▶ **GIVEN PROBLEM**:
Pick out all lines with the word "üzrə" from the records that follow.

Start DATASET EXTRACT

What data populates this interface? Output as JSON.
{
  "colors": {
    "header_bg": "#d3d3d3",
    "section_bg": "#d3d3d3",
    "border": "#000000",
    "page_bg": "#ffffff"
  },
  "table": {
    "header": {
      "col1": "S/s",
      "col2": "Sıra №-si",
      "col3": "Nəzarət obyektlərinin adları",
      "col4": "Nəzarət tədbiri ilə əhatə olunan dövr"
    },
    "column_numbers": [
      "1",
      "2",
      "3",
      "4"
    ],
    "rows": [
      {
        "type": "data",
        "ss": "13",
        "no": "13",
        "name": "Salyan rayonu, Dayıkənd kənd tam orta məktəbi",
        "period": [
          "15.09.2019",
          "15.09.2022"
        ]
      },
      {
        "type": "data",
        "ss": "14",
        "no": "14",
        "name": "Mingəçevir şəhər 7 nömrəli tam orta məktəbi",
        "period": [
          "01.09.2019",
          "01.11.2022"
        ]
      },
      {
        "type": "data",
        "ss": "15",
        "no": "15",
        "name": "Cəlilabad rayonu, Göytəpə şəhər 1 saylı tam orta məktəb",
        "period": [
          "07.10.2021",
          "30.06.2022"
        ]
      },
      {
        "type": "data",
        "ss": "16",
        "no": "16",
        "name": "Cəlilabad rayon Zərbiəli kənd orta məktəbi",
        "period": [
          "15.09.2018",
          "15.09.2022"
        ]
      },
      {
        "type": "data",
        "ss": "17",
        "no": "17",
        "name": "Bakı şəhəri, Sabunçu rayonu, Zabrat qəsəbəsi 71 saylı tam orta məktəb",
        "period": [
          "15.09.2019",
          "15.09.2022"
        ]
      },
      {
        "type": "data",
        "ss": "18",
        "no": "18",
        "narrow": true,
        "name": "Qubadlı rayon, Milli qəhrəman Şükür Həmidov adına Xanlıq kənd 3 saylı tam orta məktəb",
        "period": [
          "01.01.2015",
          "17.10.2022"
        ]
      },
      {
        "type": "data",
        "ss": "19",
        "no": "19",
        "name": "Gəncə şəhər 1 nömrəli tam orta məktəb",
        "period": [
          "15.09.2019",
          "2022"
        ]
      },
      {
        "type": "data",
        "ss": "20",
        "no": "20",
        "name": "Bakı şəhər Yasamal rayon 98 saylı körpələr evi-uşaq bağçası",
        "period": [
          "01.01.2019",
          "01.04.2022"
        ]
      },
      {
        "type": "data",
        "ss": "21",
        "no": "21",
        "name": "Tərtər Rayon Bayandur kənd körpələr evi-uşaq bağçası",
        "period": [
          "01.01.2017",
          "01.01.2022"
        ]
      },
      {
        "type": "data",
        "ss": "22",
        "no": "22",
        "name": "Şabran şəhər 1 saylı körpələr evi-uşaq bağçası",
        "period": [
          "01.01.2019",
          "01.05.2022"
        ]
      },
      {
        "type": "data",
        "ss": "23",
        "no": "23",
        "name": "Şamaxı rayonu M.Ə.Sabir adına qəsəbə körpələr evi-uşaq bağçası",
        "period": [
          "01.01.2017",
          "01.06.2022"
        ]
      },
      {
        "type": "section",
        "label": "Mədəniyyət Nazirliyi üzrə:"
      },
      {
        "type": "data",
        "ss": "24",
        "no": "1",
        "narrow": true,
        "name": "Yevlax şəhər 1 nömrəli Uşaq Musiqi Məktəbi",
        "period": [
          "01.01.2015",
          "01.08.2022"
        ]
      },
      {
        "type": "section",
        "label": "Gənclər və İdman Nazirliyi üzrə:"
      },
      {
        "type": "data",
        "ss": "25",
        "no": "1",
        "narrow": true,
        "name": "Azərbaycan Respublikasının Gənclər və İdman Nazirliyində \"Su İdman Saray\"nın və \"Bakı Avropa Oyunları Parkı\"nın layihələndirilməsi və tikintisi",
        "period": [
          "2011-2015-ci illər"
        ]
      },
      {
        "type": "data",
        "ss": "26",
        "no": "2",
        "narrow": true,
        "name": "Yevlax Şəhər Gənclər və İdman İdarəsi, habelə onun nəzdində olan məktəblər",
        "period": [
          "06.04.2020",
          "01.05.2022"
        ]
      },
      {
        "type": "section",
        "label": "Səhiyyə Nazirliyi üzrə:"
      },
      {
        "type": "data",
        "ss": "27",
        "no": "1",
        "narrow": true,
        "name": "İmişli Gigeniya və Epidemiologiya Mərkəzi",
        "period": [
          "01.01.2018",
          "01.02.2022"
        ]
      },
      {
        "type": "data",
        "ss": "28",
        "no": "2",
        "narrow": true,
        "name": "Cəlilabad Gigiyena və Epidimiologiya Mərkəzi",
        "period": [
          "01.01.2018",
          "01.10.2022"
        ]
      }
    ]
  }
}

End DATASET EXTRACT
Start DATASET EXTRACT

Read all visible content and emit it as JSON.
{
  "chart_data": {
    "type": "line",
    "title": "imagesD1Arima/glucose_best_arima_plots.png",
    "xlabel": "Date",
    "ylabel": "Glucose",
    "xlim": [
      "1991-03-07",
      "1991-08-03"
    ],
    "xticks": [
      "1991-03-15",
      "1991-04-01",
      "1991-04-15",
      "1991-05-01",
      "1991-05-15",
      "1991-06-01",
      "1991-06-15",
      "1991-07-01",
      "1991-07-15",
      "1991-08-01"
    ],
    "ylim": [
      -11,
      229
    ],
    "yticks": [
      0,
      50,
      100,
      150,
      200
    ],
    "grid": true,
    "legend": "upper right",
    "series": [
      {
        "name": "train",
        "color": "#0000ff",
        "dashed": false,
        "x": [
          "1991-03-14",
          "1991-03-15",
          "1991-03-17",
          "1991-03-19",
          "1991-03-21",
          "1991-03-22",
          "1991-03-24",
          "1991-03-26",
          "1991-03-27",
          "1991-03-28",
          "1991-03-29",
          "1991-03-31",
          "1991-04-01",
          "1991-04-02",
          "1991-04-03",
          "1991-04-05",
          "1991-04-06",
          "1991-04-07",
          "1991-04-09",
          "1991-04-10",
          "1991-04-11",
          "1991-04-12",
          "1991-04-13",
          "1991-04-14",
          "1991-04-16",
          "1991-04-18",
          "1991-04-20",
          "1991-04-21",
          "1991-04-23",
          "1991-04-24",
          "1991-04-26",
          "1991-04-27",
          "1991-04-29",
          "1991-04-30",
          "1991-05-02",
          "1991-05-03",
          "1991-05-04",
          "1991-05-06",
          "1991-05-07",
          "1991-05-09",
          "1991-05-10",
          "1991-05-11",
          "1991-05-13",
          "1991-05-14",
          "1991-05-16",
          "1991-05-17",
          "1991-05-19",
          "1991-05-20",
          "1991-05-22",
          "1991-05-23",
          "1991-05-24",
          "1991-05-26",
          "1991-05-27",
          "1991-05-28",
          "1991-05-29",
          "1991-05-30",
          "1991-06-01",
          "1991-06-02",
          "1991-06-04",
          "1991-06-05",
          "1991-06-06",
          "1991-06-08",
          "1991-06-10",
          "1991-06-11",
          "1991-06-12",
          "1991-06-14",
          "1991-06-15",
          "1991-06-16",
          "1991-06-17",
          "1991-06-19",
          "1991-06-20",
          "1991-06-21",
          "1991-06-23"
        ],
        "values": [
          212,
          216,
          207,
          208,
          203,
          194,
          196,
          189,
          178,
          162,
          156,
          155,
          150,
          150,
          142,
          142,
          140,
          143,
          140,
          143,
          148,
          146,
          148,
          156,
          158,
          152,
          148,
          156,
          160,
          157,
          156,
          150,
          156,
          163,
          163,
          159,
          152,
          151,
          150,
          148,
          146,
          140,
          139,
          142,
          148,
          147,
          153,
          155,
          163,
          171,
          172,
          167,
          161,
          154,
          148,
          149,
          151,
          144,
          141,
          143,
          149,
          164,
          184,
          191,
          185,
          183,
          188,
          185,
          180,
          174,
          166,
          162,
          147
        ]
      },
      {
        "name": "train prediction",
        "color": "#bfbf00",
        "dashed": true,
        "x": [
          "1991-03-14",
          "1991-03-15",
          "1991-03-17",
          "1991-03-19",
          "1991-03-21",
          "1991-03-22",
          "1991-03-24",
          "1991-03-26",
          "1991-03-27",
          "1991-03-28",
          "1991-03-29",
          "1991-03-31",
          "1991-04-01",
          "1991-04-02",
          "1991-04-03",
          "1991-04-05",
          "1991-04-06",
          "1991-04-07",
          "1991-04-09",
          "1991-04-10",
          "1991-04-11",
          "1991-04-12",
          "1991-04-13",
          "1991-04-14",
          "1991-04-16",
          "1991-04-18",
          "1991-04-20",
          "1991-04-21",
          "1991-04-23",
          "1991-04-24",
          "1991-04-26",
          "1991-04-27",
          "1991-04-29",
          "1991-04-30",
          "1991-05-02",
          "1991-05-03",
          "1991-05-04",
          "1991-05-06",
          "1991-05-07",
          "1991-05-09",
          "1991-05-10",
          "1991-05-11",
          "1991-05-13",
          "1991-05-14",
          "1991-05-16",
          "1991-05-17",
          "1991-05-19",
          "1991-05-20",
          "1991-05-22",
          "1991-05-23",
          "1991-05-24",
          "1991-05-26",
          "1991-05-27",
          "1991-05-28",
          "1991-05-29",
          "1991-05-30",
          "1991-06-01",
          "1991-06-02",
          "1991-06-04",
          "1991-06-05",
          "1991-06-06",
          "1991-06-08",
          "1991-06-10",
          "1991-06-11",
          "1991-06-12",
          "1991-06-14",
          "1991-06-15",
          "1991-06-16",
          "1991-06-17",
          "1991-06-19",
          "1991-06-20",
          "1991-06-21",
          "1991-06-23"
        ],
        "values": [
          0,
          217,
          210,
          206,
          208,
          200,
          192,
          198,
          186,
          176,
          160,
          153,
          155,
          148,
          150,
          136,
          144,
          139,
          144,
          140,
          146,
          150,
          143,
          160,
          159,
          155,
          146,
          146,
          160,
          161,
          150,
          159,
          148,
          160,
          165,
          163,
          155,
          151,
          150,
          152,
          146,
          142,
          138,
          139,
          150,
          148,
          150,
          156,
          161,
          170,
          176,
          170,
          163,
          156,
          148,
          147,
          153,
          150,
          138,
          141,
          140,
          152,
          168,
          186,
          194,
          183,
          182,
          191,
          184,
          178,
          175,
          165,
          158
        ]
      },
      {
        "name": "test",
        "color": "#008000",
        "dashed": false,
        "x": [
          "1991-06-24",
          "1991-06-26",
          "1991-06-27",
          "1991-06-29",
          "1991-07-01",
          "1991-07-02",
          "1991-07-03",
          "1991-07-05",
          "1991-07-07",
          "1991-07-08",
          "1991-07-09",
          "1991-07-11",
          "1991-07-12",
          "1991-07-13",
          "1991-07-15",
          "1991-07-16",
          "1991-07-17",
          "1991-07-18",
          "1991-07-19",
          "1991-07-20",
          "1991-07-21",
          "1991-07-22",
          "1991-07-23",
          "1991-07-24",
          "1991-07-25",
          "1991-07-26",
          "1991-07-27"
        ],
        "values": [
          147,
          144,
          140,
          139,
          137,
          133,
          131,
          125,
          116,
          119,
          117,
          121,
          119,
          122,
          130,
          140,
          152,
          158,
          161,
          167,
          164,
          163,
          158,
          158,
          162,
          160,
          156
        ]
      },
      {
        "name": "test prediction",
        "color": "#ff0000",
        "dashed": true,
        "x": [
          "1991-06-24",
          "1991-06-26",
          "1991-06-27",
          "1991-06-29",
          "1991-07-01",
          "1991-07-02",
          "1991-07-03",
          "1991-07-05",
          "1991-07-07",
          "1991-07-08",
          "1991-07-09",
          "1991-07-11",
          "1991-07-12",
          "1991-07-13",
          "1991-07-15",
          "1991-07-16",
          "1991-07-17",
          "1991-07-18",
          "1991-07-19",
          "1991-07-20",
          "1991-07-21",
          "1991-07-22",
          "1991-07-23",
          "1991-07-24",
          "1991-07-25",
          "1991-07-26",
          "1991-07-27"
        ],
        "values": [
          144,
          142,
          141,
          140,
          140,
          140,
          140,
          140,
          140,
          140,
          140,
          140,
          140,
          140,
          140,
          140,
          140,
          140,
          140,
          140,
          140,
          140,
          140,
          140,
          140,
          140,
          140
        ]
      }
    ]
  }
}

End DATASET EXTRACT

▶ **CORRECT RESPONSE**:
        "label": "Mədəniyyət Nazirliyi üzrə:"
        "label": "Gənclər və İdman Nazirliyi üzrə:"
        "label": "Səhiyyə Nazirliyi üzrə:"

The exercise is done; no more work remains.